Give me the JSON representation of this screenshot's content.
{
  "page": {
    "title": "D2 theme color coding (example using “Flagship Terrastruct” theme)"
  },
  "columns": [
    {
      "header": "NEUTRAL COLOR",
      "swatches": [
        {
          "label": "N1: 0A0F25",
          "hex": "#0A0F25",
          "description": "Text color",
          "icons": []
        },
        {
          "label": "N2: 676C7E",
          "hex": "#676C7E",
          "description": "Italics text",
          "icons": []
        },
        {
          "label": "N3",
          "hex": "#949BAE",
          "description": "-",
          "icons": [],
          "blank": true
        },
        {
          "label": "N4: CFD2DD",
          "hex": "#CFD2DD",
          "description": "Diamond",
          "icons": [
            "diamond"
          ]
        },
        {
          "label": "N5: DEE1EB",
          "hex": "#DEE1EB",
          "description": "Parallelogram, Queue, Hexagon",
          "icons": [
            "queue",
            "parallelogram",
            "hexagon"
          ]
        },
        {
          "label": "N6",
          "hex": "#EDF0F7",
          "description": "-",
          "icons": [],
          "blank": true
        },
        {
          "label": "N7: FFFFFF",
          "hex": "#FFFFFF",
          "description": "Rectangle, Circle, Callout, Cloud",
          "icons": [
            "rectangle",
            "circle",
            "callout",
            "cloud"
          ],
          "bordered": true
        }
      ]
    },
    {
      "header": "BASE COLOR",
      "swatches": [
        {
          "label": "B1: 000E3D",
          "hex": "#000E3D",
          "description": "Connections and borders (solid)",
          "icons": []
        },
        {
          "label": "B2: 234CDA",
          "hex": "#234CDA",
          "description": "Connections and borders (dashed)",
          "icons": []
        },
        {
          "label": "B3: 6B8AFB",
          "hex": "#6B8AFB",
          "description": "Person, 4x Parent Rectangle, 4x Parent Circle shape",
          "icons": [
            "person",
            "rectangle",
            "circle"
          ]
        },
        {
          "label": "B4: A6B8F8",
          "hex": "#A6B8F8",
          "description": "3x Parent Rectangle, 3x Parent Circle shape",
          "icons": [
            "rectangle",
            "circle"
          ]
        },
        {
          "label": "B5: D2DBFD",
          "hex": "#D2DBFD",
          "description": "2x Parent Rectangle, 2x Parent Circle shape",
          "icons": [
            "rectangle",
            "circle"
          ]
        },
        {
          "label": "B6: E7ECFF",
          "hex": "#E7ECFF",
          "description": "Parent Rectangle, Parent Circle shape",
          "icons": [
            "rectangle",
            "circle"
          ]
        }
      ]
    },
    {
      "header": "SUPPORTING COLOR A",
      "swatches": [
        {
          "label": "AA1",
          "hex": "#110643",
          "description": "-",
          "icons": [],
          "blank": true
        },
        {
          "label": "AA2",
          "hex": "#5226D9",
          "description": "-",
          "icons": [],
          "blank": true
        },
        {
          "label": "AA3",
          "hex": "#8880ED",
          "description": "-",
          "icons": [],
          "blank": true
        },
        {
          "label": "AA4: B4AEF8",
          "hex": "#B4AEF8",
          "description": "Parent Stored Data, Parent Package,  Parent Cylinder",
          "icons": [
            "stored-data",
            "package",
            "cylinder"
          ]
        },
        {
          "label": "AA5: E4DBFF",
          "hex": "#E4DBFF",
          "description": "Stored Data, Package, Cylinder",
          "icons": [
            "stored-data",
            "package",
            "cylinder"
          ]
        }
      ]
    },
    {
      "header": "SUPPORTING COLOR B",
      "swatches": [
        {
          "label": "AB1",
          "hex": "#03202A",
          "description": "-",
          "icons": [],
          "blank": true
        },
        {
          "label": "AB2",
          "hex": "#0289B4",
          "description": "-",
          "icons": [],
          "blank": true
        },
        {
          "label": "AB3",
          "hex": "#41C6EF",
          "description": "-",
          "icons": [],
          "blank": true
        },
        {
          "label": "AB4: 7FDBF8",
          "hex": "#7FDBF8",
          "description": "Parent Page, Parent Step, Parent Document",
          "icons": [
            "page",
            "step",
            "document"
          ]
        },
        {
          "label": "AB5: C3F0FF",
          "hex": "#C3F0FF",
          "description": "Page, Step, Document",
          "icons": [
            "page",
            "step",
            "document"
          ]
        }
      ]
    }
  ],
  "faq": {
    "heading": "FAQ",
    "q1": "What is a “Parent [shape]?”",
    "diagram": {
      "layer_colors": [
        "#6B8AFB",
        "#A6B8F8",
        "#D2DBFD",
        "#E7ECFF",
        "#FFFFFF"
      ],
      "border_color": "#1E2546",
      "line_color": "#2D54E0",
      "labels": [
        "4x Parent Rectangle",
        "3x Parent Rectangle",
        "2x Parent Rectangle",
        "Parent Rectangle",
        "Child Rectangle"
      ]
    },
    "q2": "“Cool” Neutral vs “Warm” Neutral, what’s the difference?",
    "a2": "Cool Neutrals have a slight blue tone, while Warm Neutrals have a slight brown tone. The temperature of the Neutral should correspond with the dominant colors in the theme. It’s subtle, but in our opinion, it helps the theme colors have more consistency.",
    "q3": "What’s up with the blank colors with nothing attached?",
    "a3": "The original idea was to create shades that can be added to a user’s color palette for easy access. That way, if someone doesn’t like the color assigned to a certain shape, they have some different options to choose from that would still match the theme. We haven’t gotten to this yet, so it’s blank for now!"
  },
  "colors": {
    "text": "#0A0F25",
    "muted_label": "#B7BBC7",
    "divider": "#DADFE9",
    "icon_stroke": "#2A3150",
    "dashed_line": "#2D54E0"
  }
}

AIM ▸ Extract the full listing and reproduce each line exactly.

COMPLETE OUTPUT ▸
Give me the JSON representation of this screenshot's content.
{
  "page": {
    "title": "D2 theme color coding (example using “Flagship Terrastruct” theme)"
  },
  "columns": [
    {
      "header": "NEUTRAL COLOR",
      "swatches": [
        {
          "label": "N1: 0A0F25",
          "hex": "#0A0F25",
          "description": "Text color",
          "icons": []
        },
        {
          "label": "N2: 676C7E",
          "hex": "#676C7E",
          "description": "Italics text",
          "icons": []
        },
        {
          "label": "N3",
          "hex": "#949BAE",
          "description": "-",
          "icons": [],
          "blank": true
        },
        {
          "label": "N4: CFD2DD",
          "hex": "#CFD2DD",
          "description": "Diamond",
          "icons": [
            "diamond"
          ]
        },
        {
          "label": "N5: DEE1EB",
          "hex": "#DEE1EB",
          "description": "Parallelogram, Queue, Hexagon",
          "icons": [
            "queue",
            "parallelogram",
            "hexagon"
          ]
        },
        {
          "label": "N6",
          "hex": "#EDF0F7",
          "description": "-",
          "icons": [],
          "blank": true
        },
        {
          "label": "N7: FFFFFF",
          "hex": "#FFFFFF",
          "description": "Rectangle, Circle, Callout, Cloud",
          "icons": [
            "rectangle",
            "circle",
            "callout",
            "cloud"
          ],
          "bordered": true
        }
      ]
    },
    {
      "header": "BASE COLOR",
      "swatches": [
        {
          "label": "B1: 000E3D",
          "hex": "#000E3D",
          "description": "Connections and borders (solid)",
          "icons": []
        },
        {
          "label": "B2: 234CDA",
          "hex": "#234CDA",
          "description": "Connections and borders (dashed)",
          "icons": []
        },
        {
          "label": "B3: 6B8AFB",
          "hex": "#6B8AFB",
          "description": "Person, 4x Parent Rectangle, 4x Parent Circle shape",
          "icons": [
            "person",
            "rectangle",
            "circle"
          ]
        },
        {
          "label": "B4: A6B8F8",
          "hex": "#A6B8F8",
          "description": "3x Parent Rectangle, 3x Parent Circle shape",
          "icons": [
            "rectangle",
            "circle"
          ]
        },
        {
          "label": "B5: D2DBFD",
          "hex": "#D2DBFD",
          "description": "2x Parent Rectangle, 2x Parent Circle shape",
          "icons": [
            "rectangle",
            "circle"
          ]
        },
        {
          "label": "B6: E7ECFF",
          "hex": "#E7ECFF",
          "description": "Parent Rectangle, Parent Circle shape",
          "icons": [
            "rectangle",
            "circle"
          ]
        }
      ]
    },
    {
      "header": "SUPPORTING COLOR A",
      "swatches": [
        {
          "label": "AA1",
          "hex": "#110643",
          "description": "-",
          "icons": [],
          "blank": true
        },
        {
          "label": "AA2",
          "hex": "#5226D9",
          "description": "-",
          "icons": [],
          "blank": true
        },
        {
          "label": "AA3",
          "hex": "#8880ED",
          "description": "-",
          "icons": [],
          "blank": true
        },
        {
          "label": "AA4: B4AEF8",
          "hex": "#B4AEF8",
          "description": "Parent Stored Data, Parent Package,  Parent Cylinder",
          "icons": [
            "stored-data",
            "package",
            "cylinder"
          ]
        },
        {
          "label": "AA5: E4DBFF",
          "hex": "#E4DBFF",
          "description": "Stored Data, Package, Cylinder",
          "icons": [
            "stored-data",
            "package",
            "cylinder"
          ]
        }
      ]
    },
    {
      "header": "SUPPORTING COLOR B",
      "swatches": [
        {
          "label": "AB1",
          "hex": "#03202A",
          "description": "-",
          "icons": [],
          "blank": true
        },
        {
          "label": "AB2",
          "hex": "#0289B4",
          "description": "-",
          "icons": [],
          "blank": true
        },
        {
          "label": "AB3",
          "hex": "#41C6EF",
          "description": "-",
          "icons": [],
          "blank": true
        },
        {
          "label": "AB4: 7FDBF8",
          "hex": "#7FDBF8",
          "description": "Parent Page, Parent Step, Parent Document",
          "icons": [
            "page",
            "step",
            "document"
          ]
        },
        {
          "label": "AB5: C3F0FF",
          "hex": "#C3F0FF",
          "description": "Page, Step, Document",
          "icons": [
            "page",
            "step",
            "document"
          ]
        }
      ]
    }
  ],
  "faq": {
    "heading": "FAQ",
    "q1": "What is a “Parent [shape]?”",
    "diagram": {
      "layer_colors": [
        "#6B8AFB",
        "#A6B8F8",
        "#D2DBFD",
        "#E7ECFF",
        "#FFFFFF"
      ],
      "border_color": "#1E2546",
      "line_color": "#2D54E0",
      "labels": [
        "4x Parent Rectangle",
        "3x Parent Rectangle",
        "2x Parent Rectangle",
        "Parent Rectangle",
        "Child Rectangle"
      ]
    },
    "q2": "“Cool” Neutral vs “Warm” Neutral, what’s the difference?",
    "a2": "Cool Neutrals have a slight blue tone, while Warm Neutrals have a slight brown tone. The temperature of the Neutral should correspond with the dominant colors in the theme. It’s subtle, but in our opinion, it helps the theme colors have more consistency.",
    "q3": "What’s up with the blank colors with nothing attached?",
    "a3": "The original idea was to create shades that can be added to a user’s color palette for easy access. That way, if someone doesn’t like the color assigned to a certain shape, they have some different options to choose from that would still match the theme. We haven’t gotten to this yet, so it’s blank for now!"
  },
  "colors": {
    "text": "#0A0F25",
    "muted_label": "#B7BBC7",
    "divider": "#DADFE9",
    "icon_stroke": "#2A3150",
    "dashed_line": "#2D54E0"
  }
}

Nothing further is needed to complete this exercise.